:: Extracted records ::
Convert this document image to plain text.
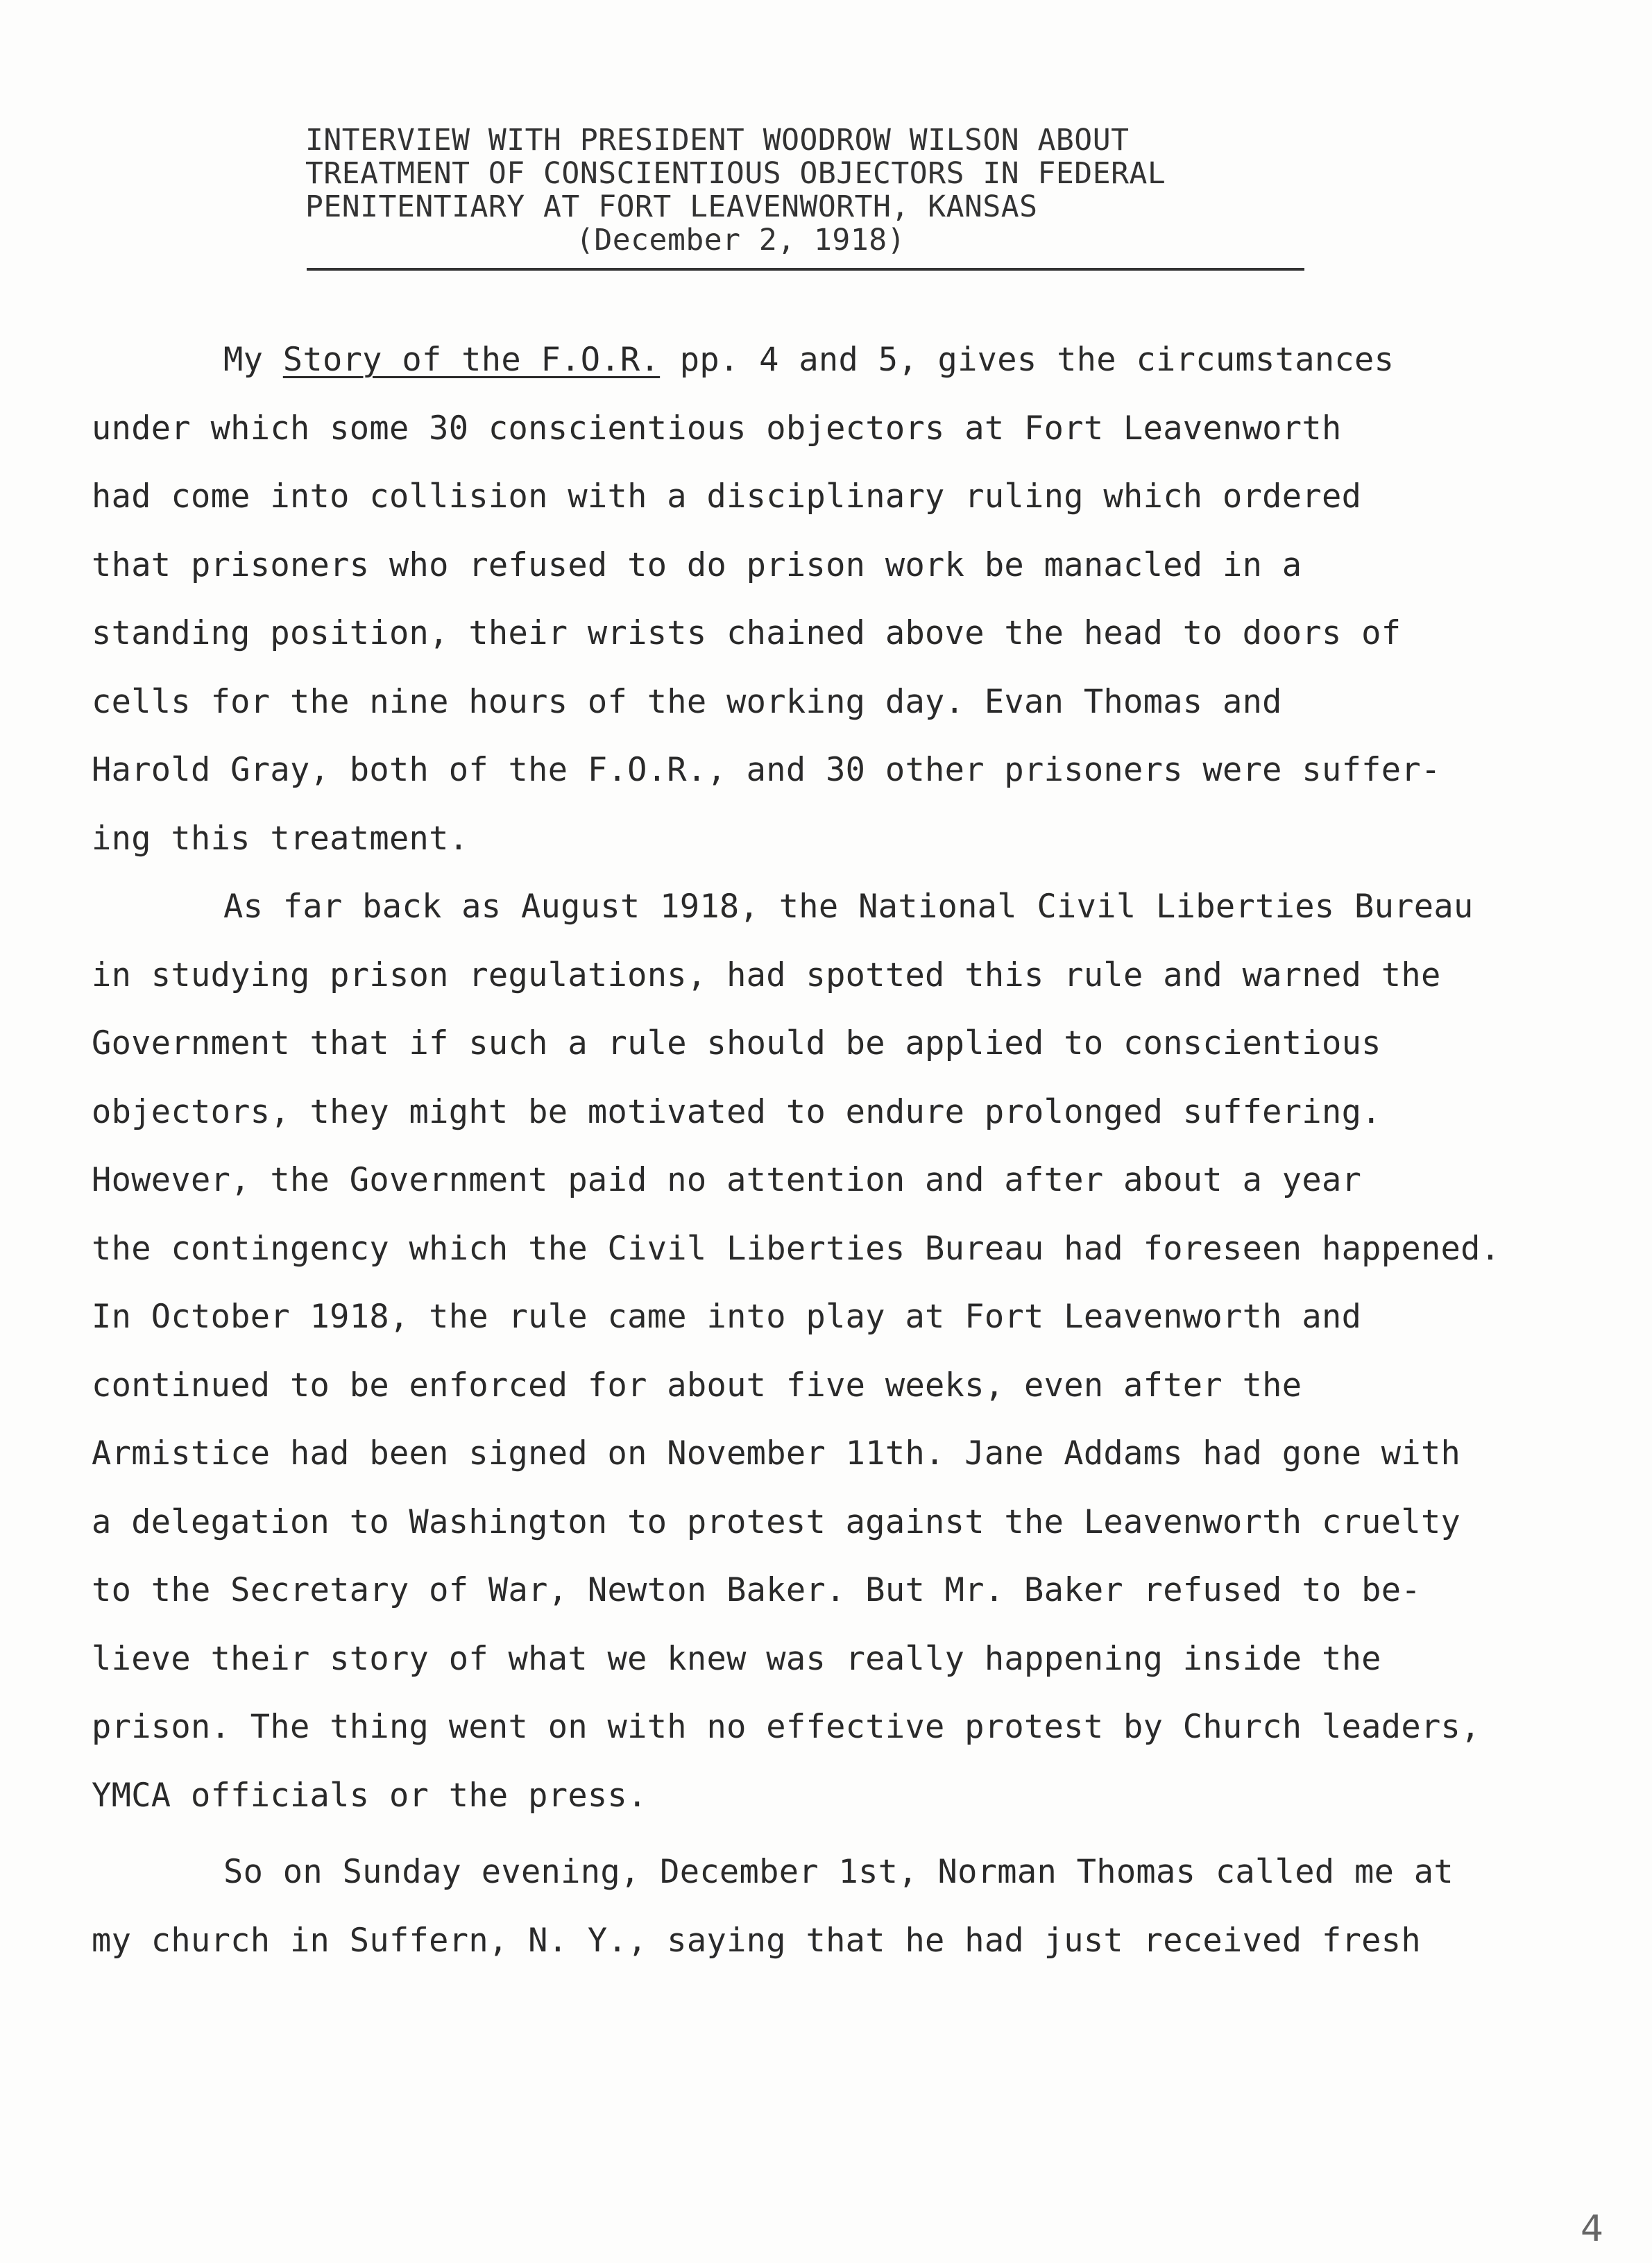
INTERVIEW WITH PRESIDENT WOODROW WILSON ABOUT
TREATMENT OF CONSCIENTIOUS OBJECTORS IN FEDERAL
PENITENTIARY AT FORT LEAVENWORTH, KANSAS
(December 2, 1918)
My Story of the F.O.R. pp. 4 and 5, gives the circumstances
under which some 30 conscientious objectors at Fort Leavenworth
had come into collision with a disciplinary ruling which ordered
that prisoners who refused to do prison work be manacled in a
standing position, their wrists chained above the head to doors of
cells for the nine hours of the working day. Evan Thomas and
Harold Gray, both of the F.O.R., and 30 other prisoners were suffer-
ing this treatment.
As far back as August 1918, the National Civil Liberties Bureau
in studying prison regulations, had spotted this rule and warned the
Government that if such a rule should be applied to conscientious
objectors, they might be motivated to endure prolonged suffering.
However, the Government paid no attention and after about a year
the contingency which the Civil Liberties Bureau had foreseen happened.
In October 1918, the rule came into play at Fort Leavenworth and
continued to be enforced for about five weeks, even after the
Armistice had been signed on November 11th. Jane Addams had gone with
a delegation to Washington to protest against the Leavenworth cruelty
to the Secretary of War, Newton Baker. But Mr. Baker refused to be-
lieve their story of what we knew was really happening inside the
prison. The thing went on with no effective protest by Church leaders,
YMCA officials or the press.
So on Sunday evening, December 1st, Norman Thomas called me at
my church in Suffern, N. Y., saying that he had just received fresh
4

:: Your objective ::
Across the records above, count the lines holding "rule" and reply with that number alone.

:: Task result ::
3